Task goal →
The data below must be copied in full and without any change.

Source material →

※

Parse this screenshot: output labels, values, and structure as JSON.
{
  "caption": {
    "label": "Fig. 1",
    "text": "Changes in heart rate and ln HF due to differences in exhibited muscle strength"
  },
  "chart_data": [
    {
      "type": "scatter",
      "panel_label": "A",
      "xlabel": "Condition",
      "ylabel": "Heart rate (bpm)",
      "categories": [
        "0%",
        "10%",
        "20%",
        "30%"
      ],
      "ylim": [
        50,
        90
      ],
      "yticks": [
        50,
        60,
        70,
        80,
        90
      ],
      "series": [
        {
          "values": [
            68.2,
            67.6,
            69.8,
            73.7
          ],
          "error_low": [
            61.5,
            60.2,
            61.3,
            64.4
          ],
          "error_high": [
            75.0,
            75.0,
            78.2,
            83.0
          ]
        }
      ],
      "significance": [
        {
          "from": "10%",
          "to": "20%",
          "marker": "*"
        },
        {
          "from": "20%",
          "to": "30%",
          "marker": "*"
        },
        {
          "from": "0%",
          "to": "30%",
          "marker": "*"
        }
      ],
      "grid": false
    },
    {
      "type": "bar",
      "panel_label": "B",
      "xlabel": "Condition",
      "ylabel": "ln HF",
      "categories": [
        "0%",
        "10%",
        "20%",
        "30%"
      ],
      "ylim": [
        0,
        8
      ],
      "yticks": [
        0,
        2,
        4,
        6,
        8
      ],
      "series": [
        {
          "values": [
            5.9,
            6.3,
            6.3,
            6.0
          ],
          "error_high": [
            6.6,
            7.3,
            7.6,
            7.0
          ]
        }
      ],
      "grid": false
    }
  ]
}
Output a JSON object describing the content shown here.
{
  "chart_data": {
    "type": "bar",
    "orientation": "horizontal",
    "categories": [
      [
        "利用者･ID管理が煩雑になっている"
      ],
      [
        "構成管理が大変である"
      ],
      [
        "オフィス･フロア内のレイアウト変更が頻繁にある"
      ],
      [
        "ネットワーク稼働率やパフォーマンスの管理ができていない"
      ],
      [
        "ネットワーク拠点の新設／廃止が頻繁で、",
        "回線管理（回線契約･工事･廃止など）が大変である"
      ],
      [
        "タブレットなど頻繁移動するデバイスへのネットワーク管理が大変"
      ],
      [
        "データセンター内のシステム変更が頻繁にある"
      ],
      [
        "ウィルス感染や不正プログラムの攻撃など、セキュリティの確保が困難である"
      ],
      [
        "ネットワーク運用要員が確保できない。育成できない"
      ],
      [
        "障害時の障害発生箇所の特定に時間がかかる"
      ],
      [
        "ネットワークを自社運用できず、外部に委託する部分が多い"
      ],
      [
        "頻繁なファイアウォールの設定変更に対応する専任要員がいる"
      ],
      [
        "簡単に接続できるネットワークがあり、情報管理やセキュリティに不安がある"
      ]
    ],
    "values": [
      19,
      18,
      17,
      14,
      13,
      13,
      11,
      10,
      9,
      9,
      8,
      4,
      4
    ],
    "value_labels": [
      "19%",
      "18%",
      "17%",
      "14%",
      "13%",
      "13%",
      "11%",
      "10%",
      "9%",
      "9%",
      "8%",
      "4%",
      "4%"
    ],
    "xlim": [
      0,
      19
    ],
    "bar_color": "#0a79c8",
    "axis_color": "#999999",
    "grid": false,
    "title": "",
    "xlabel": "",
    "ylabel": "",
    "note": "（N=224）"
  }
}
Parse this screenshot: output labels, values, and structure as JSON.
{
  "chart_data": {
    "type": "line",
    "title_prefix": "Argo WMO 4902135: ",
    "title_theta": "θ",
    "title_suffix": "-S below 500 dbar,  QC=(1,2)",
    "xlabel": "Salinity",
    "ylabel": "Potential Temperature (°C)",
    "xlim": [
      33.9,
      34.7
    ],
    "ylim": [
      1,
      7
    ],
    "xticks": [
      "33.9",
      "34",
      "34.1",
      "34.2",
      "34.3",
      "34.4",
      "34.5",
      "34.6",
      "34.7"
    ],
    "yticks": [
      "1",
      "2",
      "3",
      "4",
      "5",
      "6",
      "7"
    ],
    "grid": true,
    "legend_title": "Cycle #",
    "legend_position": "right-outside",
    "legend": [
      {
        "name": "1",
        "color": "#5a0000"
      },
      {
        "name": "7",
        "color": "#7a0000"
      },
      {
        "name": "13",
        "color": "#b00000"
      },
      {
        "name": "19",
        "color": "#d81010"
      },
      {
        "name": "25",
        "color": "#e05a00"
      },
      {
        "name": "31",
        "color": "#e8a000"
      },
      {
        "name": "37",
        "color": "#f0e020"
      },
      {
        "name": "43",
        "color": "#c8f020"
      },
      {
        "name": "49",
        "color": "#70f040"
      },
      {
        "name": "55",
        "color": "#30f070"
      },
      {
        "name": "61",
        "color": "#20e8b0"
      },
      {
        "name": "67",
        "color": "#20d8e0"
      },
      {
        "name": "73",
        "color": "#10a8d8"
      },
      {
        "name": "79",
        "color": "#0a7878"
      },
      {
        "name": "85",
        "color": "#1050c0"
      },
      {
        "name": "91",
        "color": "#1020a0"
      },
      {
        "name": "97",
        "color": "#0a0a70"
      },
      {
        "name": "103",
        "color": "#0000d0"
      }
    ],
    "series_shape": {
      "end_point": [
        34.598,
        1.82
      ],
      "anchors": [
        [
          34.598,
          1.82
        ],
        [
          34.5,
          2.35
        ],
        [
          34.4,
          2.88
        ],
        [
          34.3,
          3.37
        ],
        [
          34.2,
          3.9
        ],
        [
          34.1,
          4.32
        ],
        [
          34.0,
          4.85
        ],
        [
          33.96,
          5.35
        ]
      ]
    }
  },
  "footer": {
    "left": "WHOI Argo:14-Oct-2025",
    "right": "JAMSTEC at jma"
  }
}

※

Task response →
Parse this screenshot: output labels, values, and structure as JSON.
{
  "caption": {
    "label": "Fig. 1",
    "text": "Changes in heart rate and ln HF due to differences in exhibited muscle strength"
  },
  "chart_data": [
    {
      "type": "scatter",
      "panel_label": "A",
      "xlabel": "Condition",
      "ylabel": "Heart rate (bpm)",
      "categories": [
        "0%",
        "10%",
        "20%",
        "30%"
      ],
      "ylim": [
        50,
        90
      ],
      "yticks": [
        50,
        60,
        70,
        80,
        90
      ],
      "series": [
        {
          "values": [
            68.2,
            67.6,
            69.8,
            73.7
          ],
          "error_low": [
            61.5,
            60.2,
            61.3,
            64.4
          ],
          "error_high": [
            75.0,
            75.0,
            78.2,
            83.0
          ]
        }
      ],
      "significance": [
        {
          "from": "10%",
          "to": "20%",
          "marker": "*"
        },
        {
          "from": "20%",
          "to": "30%",
          "marker": "*"
        },
        {
          "from": "0%",
          "to": "30%",
          "marker": "*"
        }
      ],
      "grid": false
    },
    {
      "type": "bar",
      "panel_label": "B",
      "xlabel": "Condition",
      "ylabel": "ln HF",
      "categories": [
        "0%",
        "10%",
        "20%",
        "30%"
      ],
      "ylim": [
        0,
        8
      ],
      "yticks": [
        0,
        2,
        4,
        6,
        8
      ],
      "series": [
        {
          "values": [
            5.9,
            6.3,
            6.3,
            6.0
          ],
          "error_high": [
            6.6,
            7.3,
            7.6,
            7.0
          ]
        }
      ],
      "grid": false
    }
  ]
}
Output a JSON object describing the content shown here.
{
  "chart_data": {
    "type": "bar",
    "orientation": "horizontal",
    "categories": [
      [
        "利用者･ID管理が煩雑になっている"
      ],
      [
        "構成管理が大変である"
      ],
      [
        "オフィス･フロア内のレイアウト変更が頻繁にある"
      ],
      [
        "ネットワーク稼働率やパフォーマンスの管理ができていない"
      ],
      [
        "ネットワーク拠点の新設／廃止が頻繁で、",
        "回線管理（回線契約･工事･廃止など）が大変である"
      ],
      [
        "タブレットなど頻繁移動するデバイスへのネットワーク管理が大変"
      ],
      [
        "データセンター内のシステム変更が頻繁にある"
      ],
      [
        "ウィルス感染や不正プログラムの攻撃など、セキュリティの確保が困難である"
      ],
      [
        "ネットワーク運用要員が確保できない。育成できない"
      ],
      [
        "障害時の障害発生箇所の特定に時間がかかる"
      ],
      [
        "ネットワークを自社運用できず、外部に委託する部分が多い"
      ],
      [
        "頻繁なファイアウォールの設定変更に対応する専任要員がいる"
      ],
      [
        "簡単に接続できるネットワークがあり、情報管理やセキュリティに不安がある"
      ]
    ],
    "values": [
      19,
      18,
      17,
      14,
      13,
      13,
      11,
      10,
      9,
      9,
      8,
      4,
      4
    ],
    "value_labels": [
      "19%",
      "18%",
      "17%",
      "14%",
      "13%",
      "13%",
      "11%",
      "10%",
      "9%",
      "9%",
      "8%",
      "4%",
      "4%"
    ],
    "xlim": [
      0,
      19
    ],
    "bar_color": "#0a79c8",
    "axis_color": "#999999",
    "grid": false,
    "title": "",
    "xlabel": "",
    "ylabel": "",
    "note": "（N=224）"
  }
}
Parse this screenshot: output labels, values, and structure as JSON.
{
  "chart_data": {
    "type": "line",
    "title_prefix": "Argo WMO 4902135: ",
    "title_theta": "θ",
    "title_suffix": "-S below 500 dbar,  QC=(1,2)",
    "xlabel": "Salinity",
    "ylabel": "Potential Temperature (°C)",
    "xlim": [
      33.9,
      34.7
    ],
    "ylim": [
      1,
      7
    ],
    "xticks": [
      "33.9",
      "34",
      "34.1",
      "34.2",
      "34.3",
      "34.4",
      "34.5",
      "34.6",
      "34.7"
    ],
    "yticks": [
      "1",
      "2",
      "3",
      "4",
      "5",
      "6",
      "7"
    ],
    "grid": true,
    "legend_title": "Cycle #",
    "legend_position": "right-outside",
    "legend": [
      {
        "name": "1",
        "color": "#5a0000"
      },
      {
        "name": "7",
        "color": "#7a0000"
      },
      {
        "name": "13",
        "color": "#b00000"
      },
      {
        "name": "19",
        "color": "#d81010"
      },
      {
        "name": "25",
        "color": "#e05a00"
      },
      {
        "name": "31",
        "color": "#e8a000"
      },
      {
        "name": "37",
        "color": "#f0e020"
      },
      {
        "name": "43",
        "color": "#c8f020"
      },
      {
        "name": "49",
        "color": "#70f040"
      },
      {
        "name": "55",
        "color": "#30f070"
      },
      {
        "name": "61",
        "color": "#20e8b0"
      },
      {
        "name": "67",
        "color": "#20d8e0"
      },
      {
        "name": "73",
        "color": "#10a8d8"
      },
      {
        "name": "79",
        "color": "#0a7878"
      },
      {
        "name": "85",
        "color": "#1050c0"
      },
      {
        "name": "91",
        "color": "#1020a0"
      },
      {
        "name": "97",
        "color": "#0a0a70"
      },
      {
        "name": "103",
        "color": "#0000d0"
      }
    ],
    "series_shape": {
      "end_point": [
        34.598,
        1.82
      ],
      "anchors": [
        [
          34.598,
          1.82
        ],
        [
          34.5,
          2.35
        ],
        [
          34.4,
          2.88
        ],
        [
          34.3,
          3.37
        ],
        [
          34.2,
          3.9
        ],
        [
          34.1,
          4.32
        ],
        [
          34.0,
          4.85
        ],
        [
          33.96,
          5.35
        ]
      ]
    }
  },
  "footer": {
    "left": "WHOI Argo:14-Oct-2025",
    "right": "JAMSTEC at jma"
  }
}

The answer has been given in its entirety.